Stored records
╭──
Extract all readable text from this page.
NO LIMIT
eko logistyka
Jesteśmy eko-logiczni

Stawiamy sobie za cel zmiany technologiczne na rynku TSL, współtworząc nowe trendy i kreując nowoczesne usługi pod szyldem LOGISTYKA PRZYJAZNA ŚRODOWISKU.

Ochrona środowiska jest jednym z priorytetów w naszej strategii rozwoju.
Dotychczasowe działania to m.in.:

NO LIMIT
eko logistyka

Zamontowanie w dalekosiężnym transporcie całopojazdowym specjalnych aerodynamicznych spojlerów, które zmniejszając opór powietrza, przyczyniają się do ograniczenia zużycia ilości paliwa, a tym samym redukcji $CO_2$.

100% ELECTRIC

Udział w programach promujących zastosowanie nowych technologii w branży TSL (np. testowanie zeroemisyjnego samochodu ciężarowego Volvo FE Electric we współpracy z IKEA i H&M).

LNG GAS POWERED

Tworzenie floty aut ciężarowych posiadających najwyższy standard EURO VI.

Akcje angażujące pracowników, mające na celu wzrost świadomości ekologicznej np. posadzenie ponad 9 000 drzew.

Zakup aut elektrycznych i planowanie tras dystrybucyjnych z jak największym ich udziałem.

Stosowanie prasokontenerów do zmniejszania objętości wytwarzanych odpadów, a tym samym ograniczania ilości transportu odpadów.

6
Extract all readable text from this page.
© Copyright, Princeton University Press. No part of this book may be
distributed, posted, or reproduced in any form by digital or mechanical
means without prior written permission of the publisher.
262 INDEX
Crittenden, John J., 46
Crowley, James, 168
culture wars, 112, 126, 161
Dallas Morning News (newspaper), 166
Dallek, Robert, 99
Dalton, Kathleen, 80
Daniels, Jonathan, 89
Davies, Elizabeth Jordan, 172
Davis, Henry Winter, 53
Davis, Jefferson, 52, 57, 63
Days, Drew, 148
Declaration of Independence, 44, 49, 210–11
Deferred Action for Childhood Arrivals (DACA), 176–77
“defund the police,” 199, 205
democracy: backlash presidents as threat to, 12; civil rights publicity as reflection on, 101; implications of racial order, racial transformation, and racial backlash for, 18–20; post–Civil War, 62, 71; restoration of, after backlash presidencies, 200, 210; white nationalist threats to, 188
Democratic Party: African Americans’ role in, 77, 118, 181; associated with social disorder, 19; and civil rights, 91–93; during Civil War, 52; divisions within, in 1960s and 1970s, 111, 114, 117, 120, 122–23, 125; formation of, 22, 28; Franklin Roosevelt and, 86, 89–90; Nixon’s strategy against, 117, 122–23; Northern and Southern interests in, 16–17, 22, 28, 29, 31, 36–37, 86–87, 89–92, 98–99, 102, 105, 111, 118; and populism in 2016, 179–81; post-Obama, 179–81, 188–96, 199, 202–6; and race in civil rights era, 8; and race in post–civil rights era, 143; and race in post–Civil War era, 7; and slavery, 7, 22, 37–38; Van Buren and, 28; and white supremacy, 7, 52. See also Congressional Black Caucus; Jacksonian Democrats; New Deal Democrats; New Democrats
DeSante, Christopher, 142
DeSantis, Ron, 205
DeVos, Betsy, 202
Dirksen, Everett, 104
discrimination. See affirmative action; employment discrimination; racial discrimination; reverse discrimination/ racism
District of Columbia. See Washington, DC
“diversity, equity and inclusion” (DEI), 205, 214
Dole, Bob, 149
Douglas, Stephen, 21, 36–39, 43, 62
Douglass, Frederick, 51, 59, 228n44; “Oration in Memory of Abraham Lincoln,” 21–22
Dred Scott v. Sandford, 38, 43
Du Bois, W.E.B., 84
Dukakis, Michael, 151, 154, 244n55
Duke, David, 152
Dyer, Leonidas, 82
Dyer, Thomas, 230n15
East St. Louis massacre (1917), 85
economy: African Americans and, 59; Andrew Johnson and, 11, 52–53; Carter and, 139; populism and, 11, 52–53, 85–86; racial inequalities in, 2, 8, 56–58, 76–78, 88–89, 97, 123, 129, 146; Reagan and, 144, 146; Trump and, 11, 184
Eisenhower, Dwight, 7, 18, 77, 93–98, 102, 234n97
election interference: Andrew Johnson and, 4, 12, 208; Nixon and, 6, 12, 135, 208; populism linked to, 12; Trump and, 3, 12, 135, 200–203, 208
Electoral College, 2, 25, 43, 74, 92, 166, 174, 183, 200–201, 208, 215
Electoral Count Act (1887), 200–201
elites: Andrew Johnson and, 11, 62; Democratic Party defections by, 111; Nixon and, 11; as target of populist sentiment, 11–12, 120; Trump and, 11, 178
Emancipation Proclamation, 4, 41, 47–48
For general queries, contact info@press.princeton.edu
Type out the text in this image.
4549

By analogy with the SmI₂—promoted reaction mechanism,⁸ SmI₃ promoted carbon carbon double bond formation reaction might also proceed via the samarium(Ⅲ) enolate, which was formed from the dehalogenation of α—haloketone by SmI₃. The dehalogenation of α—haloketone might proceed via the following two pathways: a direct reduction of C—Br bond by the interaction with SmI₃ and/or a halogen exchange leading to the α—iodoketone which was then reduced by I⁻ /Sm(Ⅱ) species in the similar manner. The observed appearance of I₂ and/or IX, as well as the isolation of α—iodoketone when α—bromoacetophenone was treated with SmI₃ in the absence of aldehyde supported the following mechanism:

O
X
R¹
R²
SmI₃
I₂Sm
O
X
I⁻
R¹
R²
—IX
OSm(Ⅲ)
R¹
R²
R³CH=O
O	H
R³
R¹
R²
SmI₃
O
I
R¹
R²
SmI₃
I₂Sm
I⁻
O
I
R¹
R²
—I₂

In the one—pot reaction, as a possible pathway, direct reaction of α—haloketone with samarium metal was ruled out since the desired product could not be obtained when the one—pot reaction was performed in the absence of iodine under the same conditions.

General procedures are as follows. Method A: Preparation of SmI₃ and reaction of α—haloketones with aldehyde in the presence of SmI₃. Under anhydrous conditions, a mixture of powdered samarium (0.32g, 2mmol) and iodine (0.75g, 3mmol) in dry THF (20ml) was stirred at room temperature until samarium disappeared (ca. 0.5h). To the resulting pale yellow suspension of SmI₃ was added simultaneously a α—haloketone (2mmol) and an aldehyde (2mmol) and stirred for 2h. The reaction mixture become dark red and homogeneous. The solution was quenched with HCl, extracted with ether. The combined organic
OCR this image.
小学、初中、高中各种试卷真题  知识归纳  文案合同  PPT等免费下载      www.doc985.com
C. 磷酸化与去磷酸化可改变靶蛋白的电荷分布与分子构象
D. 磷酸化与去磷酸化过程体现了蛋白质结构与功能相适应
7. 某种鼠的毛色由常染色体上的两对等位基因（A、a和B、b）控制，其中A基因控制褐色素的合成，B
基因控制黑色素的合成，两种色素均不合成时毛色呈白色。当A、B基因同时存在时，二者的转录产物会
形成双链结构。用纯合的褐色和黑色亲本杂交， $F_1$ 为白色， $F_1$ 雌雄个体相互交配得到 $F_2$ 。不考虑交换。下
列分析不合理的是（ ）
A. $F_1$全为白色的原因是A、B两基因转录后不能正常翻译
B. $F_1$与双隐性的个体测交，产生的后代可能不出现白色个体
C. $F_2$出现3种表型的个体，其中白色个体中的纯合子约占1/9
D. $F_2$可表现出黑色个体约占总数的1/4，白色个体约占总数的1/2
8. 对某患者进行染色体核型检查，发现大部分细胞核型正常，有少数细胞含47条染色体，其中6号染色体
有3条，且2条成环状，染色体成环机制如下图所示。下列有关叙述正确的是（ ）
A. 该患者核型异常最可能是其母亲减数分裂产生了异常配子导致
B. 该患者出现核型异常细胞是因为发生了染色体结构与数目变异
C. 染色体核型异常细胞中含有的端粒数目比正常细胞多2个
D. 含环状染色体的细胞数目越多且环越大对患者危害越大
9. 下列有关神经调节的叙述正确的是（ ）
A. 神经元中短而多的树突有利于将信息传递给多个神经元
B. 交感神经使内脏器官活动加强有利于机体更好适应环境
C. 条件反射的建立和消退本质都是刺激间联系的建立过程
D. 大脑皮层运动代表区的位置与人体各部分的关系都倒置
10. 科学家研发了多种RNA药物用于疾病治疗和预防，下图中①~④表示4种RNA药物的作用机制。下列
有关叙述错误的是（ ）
╰──
- [Task]
Among the lines of the data above, count those holding "samym" and state only the number.

- [Answer for this exercise]
2